* **Instructions for the task**:
Make an exact copy of all the entries below, with the pictures left out.
Start of Data excerpts
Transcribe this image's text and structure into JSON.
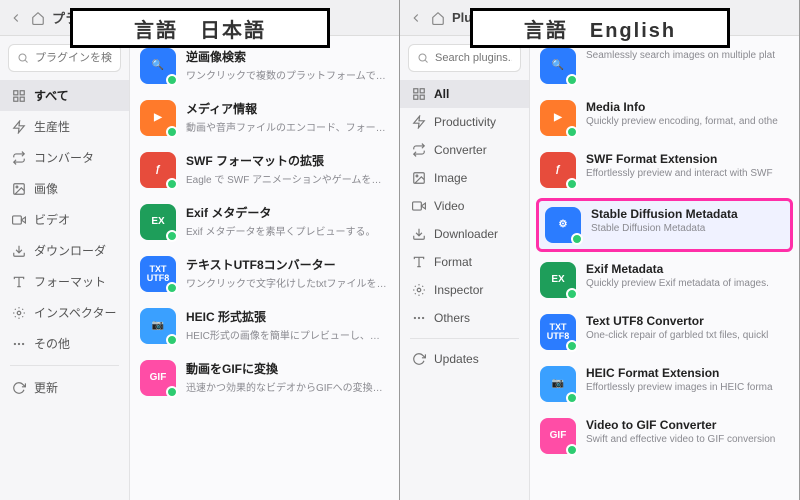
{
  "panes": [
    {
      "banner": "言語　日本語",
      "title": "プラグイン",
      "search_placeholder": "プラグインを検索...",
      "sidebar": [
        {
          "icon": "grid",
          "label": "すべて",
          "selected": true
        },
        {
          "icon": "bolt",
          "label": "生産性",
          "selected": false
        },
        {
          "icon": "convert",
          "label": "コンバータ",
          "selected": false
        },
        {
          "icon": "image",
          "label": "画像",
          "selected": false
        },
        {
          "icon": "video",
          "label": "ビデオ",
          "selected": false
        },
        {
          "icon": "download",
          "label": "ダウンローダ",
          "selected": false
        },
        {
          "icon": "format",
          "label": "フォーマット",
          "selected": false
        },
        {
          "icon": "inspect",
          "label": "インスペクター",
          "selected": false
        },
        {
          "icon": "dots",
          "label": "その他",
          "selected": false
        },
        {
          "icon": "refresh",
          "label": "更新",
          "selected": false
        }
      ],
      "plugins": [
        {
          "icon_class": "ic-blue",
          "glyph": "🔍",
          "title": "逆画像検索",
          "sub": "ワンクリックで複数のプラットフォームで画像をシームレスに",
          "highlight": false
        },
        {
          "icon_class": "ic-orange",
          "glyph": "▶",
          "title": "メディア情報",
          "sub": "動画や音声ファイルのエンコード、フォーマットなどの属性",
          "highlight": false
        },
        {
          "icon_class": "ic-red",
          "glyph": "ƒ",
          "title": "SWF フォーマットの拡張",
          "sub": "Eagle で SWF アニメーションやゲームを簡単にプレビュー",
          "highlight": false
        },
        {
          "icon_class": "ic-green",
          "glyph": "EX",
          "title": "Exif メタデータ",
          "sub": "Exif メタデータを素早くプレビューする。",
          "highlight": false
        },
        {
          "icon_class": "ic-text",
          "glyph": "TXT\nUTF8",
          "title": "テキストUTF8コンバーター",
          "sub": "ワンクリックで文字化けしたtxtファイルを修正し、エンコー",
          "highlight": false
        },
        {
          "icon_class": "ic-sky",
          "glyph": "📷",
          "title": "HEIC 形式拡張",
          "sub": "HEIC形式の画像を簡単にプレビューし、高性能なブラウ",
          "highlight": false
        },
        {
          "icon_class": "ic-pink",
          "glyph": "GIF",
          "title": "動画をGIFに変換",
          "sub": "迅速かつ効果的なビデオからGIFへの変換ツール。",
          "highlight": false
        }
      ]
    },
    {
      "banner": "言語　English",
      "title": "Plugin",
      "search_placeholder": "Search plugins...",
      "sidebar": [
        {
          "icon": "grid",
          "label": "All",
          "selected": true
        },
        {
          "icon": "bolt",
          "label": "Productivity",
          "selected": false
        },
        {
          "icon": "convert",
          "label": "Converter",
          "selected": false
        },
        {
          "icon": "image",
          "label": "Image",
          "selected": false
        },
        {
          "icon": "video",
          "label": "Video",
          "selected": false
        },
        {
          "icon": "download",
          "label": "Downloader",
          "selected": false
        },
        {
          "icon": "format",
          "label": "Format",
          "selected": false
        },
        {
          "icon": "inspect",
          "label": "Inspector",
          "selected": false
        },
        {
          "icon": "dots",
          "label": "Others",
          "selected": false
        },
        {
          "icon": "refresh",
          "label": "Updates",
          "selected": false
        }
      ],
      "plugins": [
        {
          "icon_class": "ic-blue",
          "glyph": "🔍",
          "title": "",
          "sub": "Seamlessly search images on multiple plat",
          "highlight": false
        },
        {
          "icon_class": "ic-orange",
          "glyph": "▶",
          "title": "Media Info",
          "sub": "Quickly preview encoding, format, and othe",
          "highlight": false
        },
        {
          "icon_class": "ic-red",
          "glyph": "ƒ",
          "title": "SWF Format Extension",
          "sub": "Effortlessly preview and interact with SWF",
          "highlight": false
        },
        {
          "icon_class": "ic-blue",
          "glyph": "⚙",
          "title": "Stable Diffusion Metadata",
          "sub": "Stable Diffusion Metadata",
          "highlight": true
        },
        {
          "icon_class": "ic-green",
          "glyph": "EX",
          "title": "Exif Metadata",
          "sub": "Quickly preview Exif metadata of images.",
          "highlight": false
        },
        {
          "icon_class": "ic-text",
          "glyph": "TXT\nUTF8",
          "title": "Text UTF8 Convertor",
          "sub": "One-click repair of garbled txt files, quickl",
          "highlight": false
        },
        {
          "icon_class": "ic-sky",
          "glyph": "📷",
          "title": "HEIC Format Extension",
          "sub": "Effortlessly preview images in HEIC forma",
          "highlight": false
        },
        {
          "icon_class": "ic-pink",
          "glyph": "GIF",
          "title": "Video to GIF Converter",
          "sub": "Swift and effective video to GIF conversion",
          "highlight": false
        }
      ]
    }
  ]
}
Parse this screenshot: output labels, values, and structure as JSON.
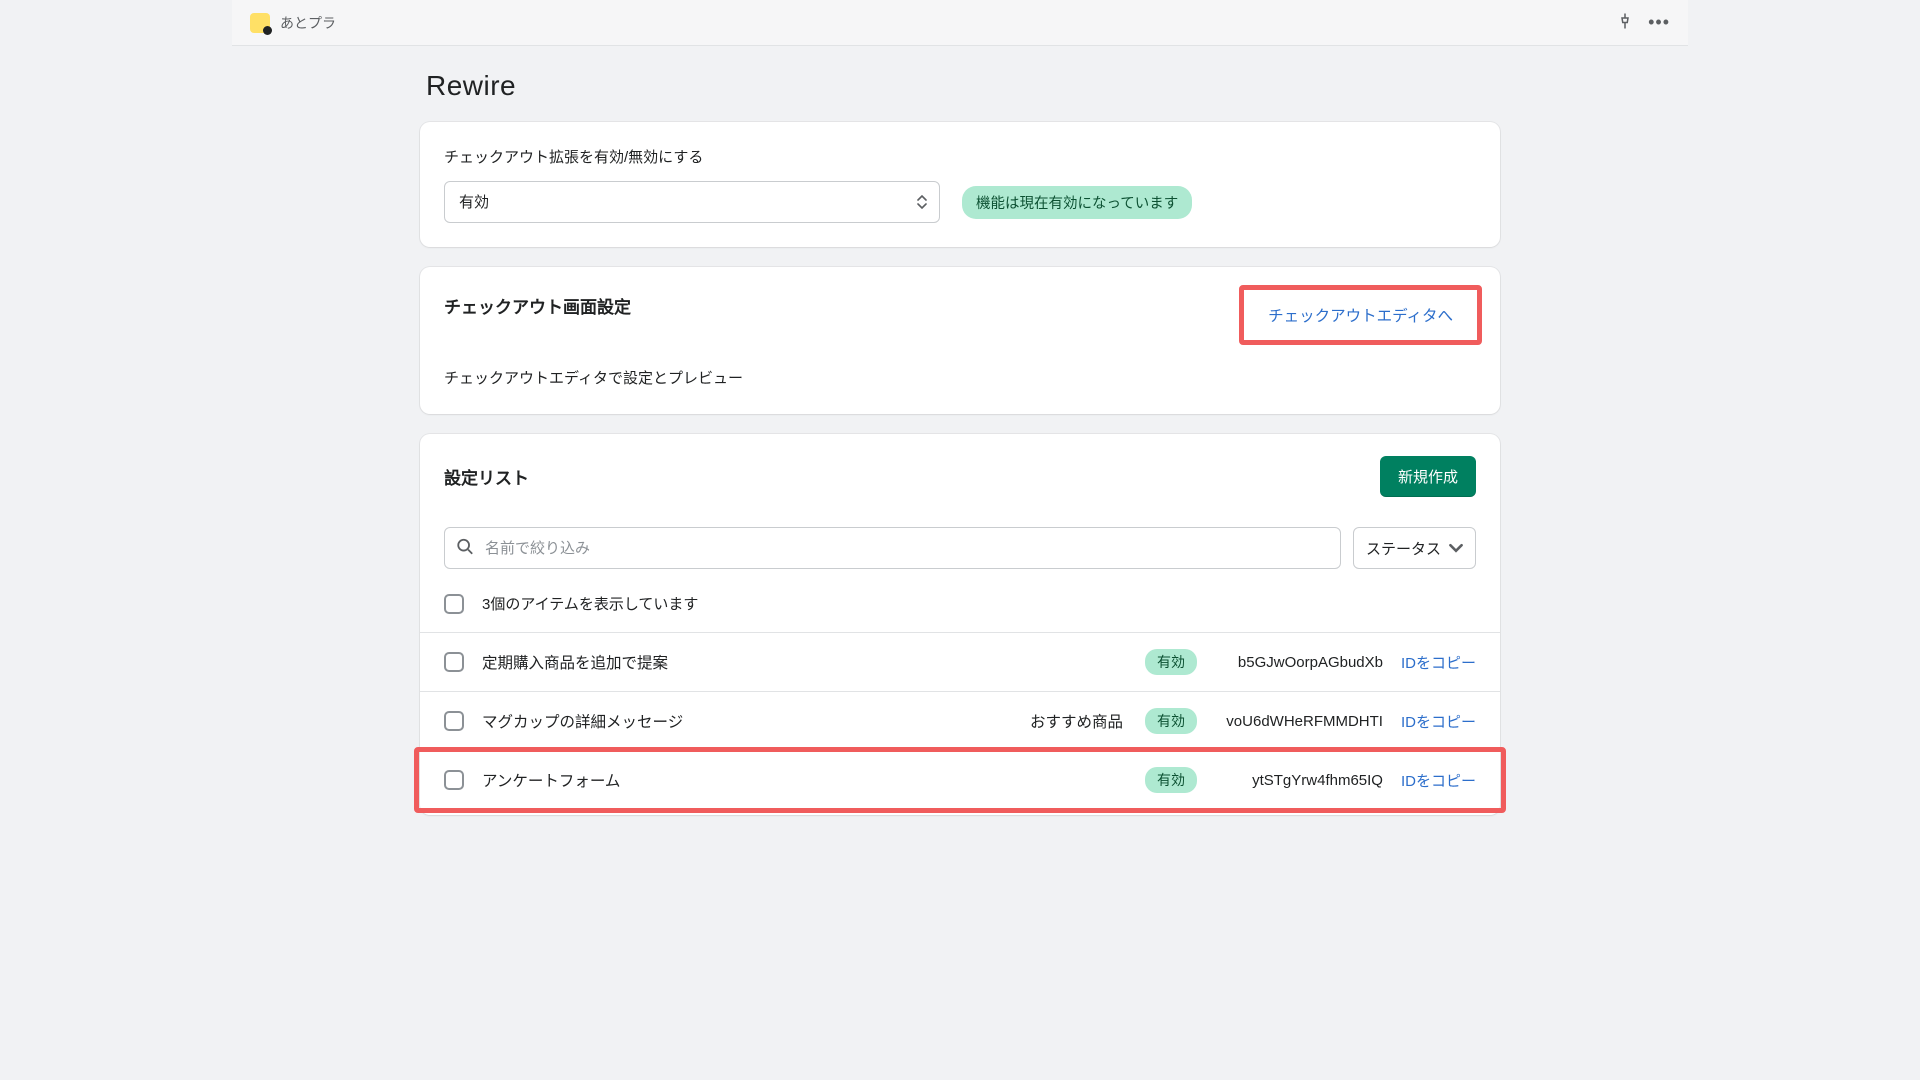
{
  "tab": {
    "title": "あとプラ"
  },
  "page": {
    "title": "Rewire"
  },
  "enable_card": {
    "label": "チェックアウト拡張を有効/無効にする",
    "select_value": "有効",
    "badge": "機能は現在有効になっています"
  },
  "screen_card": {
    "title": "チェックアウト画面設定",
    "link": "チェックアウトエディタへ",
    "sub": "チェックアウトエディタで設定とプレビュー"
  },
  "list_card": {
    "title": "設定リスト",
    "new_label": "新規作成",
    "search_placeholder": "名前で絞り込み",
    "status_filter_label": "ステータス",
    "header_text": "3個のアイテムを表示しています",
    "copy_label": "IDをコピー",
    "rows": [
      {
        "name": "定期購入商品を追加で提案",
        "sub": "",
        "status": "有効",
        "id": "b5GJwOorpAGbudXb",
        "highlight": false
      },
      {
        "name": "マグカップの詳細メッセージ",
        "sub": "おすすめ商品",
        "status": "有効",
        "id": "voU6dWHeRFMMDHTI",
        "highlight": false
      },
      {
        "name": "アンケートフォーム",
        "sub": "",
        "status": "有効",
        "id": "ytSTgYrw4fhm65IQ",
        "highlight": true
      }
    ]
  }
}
End of Data excerpts
* **Expected answer**:
Transcribe this image's text and structure into JSON.
{
  "panes": [
    {
      "banner": "言語　日本語",
      "title": "プラグイン",
      "search_placeholder": "プラグインを検索...",
      "sidebar": [
        {
          "icon": "grid",
          "label": "すべて",
          "selected": true
        },
        {
          "icon": "bolt",
          "label": "生産性",
          "selected": false
        },
        {
          "icon": "convert",
          "label": "コンバータ",
          "selected": false
        },
        {
          "icon": "image",
          "label": "画像",
          "selected": false
        },
        {
          "icon": "video",
          "label": "ビデオ",
          "selected": false
        },
        {
          "icon": "download",
          "label": "ダウンローダ",
          "selected": false
        },
        {
          "icon": "format",
          "label": "フォーマット",
          "selected": false
        },
        {
          "icon": "inspect",
          "label": "インスペクター",
          "selected": false
        },
        {
          "icon": "dots",
          "label": "その他",
          "selected": false
        },
        {
          "icon": "refresh",
          "label": "更新",
          "selected": false
        }
      ],
      "plugins": [
        {
          "icon_class": "ic-blue",
          "glyph": "🔍",
          "title": "逆画像検索",
          "sub": "ワンクリックで複数のプラットフォームで画像をシームレスに",
          "highlight": false
        },
        {
          "icon_class": "ic-orange",
          "glyph": "▶",
          "title": "メディア情報",
          "sub": "動画や音声ファイルのエンコード、フォーマットなどの属性",
          "highlight": false
        },
        {
          "icon_class": "ic-red",
          "glyph": "ƒ",
          "title": "SWF フォーマットの拡張",
          "sub": "Eagle で SWF アニメーションやゲームを簡単にプレビュー",
          "highlight": false
        },
        {
          "icon_class": "ic-green",
          "glyph": "EX",
          "title": "Exif メタデータ",
          "sub": "Exif メタデータを素早くプレビューする。",
          "highlight": false
        },
        {
          "icon_class": "ic-text",
          "glyph": "TXT\nUTF8",
          "title": "テキストUTF8コンバーター",
          "sub": "ワンクリックで文字化けしたtxtファイルを修正し、エンコー",
          "highlight": false
        },
        {
          "icon_class": "ic-sky",
          "glyph": "📷",
          "title": "HEIC 形式拡張",
          "sub": "HEIC形式の画像を簡単にプレビューし、高性能なブラウ",
          "highlight": false
        },
        {
          "icon_class": "ic-pink",
          "glyph": "GIF",
          "title": "動画をGIFに変換",
          "sub": "迅速かつ効果的なビデオからGIFへの変換ツール。",
          "highlight": false
        }
      ]
    },
    {
      "banner": "言語　English",
      "title": "Plugin",
      "search_placeholder": "Search plugins...",
      "sidebar": [
        {
          "icon": "grid",
          "label": "All",
          "selected": true
        },
        {
          "icon": "bolt",
          "label": "Productivity",
          "selected": false
        },
        {
          "icon": "convert",
          "label": "Converter",
          "selected": false
        },
        {
          "icon": "image",
          "label": "Image",
          "selected": false
        },
        {
          "icon": "video",
          "label": "Video",
          "selected": false
        },
        {
          "icon": "download",
          "label": "Downloader",
          "selected": false
        },
        {
          "icon": "format",
          "label": "Format",
          "selected": false
        },
        {
          "icon": "inspect",
          "label": "Inspector",
          "selected": false
        },
        {
          "icon": "dots",
          "label": "Others",
          "selected": false
        },
        {
          "icon": "refresh",
          "label": "Updates",
          "selected": false
        }
      ],
      "plugins": [
        {
          "icon_class": "ic-blue",
          "glyph": "🔍",
          "title": "",
          "sub": "Seamlessly search images on multiple plat",
          "highlight": false
        },
        {
          "icon_class": "ic-orange",
          "glyph": "▶",
          "title": "Media Info",
          "sub": "Quickly preview encoding, format, and othe",
          "highlight": false
        },
        {
          "icon_class": "ic-red",
          "glyph": "ƒ",
          "title": "SWF Format Extension",
          "sub": "Effortlessly preview and interact with SWF",
          "highlight": false
        },
        {
          "icon_class": "ic-blue",
          "glyph": "⚙",
          "title": "Stable Diffusion Metadata",
          "sub": "Stable Diffusion Metadata",
          "highlight": true
        },
        {
          "icon_class": "ic-green",
          "glyph": "EX",
          "title": "Exif Metadata",
          "sub": "Quickly preview Exif metadata of images.",
          "highlight": false
        },
        {
          "icon_class": "ic-text",
          "glyph": "TXT\nUTF8",
          "title": "Text UTF8 Convertor",
          "sub": "One-click repair of garbled txt files, quickl",
          "highlight": false
        },
        {
          "icon_class": "ic-sky",
          "glyph": "📷",
          "title": "HEIC Format Extension",
          "sub": "Effortlessly preview images in HEIC forma",
          "highlight": false
        },
        {
          "icon_class": "ic-pink",
          "glyph": "GIF",
          "title": "Video to GIF Converter",
          "sub": "Swift and effective video to GIF conversion",
          "highlight": false
        }
      ]
    }
  ]
}
Parse this screenshot: output labels, values, and structure as JSON.
{
  "tab": {
    "title": "あとプラ"
  },
  "page": {
    "title": "Rewire"
  },
  "enable_card": {
    "label": "チェックアウト拡張を有効/無効にする",
    "select_value": "有効",
    "badge": "機能は現在有効になっています"
  },
  "screen_card": {
    "title": "チェックアウト画面設定",
    "link": "チェックアウトエディタへ",
    "sub": "チェックアウトエディタで設定とプレビュー"
  },
  "list_card": {
    "title": "設定リスト",
    "new_label": "新規作成",
    "search_placeholder": "名前で絞り込み",
    "status_filter_label": "ステータス",
    "header_text": "3個のアイテムを表示しています",
    "copy_label": "IDをコピー",
    "rows": [
      {
        "name": "定期購入商品を追加で提案",
        "sub": "",
        "status": "有効",
        "id": "b5GJwOorpAGbudXb",
        "highlight": false
      },
      {
        "name": "マグカップの詳細メッセージ",
        "sub": "おすすめ商品",
        "status": "有効",
        "id": "voU6dWHeRFMMDHTI",
        "highlight": false
      },
      {
        "name": "アンケートフォーム",
        "sub": "",
        "status": "有効",
        "id": "ytSTgYrw4fhm65IQ",
        "highlight": true
      }
    ]
  }
}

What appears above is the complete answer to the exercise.